:: WORK TO COMPLETE ::
Copy out each line that includes the word "filters".

:: MATERIALS PROVIDED ::
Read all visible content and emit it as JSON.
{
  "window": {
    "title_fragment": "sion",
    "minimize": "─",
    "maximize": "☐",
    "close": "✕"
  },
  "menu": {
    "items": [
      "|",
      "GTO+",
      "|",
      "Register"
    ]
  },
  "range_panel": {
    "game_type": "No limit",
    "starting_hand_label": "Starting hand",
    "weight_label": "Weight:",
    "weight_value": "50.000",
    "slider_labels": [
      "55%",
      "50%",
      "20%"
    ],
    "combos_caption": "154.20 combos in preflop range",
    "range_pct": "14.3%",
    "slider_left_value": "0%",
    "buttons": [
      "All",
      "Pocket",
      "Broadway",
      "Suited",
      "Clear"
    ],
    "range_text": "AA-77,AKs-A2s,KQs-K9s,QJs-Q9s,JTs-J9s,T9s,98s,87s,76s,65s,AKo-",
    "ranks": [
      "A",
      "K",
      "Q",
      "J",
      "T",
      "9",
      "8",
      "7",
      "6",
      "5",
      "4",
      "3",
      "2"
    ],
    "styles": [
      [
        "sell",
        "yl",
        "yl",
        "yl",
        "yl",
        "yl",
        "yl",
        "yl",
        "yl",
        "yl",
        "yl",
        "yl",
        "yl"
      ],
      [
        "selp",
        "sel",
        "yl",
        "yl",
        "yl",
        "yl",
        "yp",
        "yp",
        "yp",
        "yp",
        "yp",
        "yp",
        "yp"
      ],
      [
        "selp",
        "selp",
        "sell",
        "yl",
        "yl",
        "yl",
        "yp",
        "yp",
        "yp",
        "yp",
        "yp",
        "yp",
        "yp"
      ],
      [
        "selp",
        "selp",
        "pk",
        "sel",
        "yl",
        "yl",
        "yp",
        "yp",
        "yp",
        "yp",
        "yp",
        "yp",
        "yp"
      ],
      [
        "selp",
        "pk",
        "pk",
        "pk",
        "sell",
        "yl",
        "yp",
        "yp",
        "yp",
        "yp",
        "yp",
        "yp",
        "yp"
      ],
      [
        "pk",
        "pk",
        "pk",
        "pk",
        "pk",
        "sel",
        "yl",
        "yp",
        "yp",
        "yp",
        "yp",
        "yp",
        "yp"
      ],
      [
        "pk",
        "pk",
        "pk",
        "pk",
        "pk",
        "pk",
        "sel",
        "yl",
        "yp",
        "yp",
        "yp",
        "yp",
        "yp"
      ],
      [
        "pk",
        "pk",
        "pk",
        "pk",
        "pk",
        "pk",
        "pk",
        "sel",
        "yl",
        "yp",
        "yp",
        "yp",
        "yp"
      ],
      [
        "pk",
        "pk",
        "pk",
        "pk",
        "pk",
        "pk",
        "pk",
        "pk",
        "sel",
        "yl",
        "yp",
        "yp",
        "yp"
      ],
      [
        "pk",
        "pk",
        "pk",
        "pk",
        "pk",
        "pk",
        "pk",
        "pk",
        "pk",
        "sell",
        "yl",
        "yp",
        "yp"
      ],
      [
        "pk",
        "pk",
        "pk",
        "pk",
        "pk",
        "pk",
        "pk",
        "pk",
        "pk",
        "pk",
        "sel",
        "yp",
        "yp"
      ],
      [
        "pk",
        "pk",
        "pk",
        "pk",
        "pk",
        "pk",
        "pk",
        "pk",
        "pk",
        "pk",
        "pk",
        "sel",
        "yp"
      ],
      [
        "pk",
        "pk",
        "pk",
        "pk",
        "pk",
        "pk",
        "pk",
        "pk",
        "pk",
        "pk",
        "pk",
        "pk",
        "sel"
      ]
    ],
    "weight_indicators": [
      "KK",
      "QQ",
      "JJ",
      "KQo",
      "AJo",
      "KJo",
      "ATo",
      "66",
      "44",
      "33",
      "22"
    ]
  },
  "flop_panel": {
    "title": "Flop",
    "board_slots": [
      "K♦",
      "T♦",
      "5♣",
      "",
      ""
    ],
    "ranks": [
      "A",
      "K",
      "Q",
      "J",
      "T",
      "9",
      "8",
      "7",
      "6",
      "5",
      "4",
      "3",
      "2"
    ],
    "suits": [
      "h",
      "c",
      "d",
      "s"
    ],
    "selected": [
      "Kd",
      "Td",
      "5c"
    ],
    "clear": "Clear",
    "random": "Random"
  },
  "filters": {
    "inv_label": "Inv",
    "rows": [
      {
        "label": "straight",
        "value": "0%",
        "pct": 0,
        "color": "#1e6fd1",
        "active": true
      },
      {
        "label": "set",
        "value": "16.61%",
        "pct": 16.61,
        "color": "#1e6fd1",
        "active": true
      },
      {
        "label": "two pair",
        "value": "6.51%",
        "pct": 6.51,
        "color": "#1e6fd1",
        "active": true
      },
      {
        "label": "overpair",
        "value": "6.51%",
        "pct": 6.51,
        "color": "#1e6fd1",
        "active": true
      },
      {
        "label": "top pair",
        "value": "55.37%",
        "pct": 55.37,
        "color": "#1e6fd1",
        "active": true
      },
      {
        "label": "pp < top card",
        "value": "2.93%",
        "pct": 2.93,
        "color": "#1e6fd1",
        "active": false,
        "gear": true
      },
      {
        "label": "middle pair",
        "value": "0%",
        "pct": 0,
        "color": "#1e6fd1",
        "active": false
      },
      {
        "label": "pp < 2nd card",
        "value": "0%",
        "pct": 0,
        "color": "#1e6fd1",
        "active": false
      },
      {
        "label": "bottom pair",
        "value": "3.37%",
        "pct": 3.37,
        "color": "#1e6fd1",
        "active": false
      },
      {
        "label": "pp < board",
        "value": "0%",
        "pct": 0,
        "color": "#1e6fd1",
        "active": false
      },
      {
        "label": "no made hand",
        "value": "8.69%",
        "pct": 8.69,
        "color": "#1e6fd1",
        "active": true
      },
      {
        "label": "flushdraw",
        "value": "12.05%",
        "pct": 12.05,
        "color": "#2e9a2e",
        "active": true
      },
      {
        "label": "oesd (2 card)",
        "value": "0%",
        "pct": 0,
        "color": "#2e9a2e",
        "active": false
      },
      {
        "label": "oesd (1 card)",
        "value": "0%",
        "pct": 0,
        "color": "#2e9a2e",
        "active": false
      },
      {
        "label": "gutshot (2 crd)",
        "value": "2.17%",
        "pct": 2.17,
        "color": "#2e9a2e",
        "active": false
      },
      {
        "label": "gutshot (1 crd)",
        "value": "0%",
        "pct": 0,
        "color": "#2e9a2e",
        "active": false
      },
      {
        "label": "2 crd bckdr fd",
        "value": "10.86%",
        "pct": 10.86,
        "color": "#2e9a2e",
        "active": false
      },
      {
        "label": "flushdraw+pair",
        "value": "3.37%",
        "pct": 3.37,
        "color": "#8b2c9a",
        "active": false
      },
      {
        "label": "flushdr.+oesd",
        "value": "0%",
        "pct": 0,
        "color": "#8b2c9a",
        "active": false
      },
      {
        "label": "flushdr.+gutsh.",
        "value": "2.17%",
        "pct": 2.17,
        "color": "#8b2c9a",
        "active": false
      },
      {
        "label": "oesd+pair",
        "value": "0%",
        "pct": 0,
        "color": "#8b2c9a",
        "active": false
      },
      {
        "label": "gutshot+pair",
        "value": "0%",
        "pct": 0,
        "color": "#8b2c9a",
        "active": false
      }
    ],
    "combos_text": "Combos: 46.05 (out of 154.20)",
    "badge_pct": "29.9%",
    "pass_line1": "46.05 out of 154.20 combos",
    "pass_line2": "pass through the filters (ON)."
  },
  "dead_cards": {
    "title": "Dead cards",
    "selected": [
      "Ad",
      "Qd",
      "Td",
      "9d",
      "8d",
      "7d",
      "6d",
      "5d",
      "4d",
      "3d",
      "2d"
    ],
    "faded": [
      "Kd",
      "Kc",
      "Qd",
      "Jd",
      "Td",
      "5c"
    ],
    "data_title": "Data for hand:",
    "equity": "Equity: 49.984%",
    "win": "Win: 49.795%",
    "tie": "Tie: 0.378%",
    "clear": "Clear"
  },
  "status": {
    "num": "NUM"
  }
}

:: EXERCISE OUTPUT ::
  "filters": {
    "pass_line2": "pass through the filters (ON)."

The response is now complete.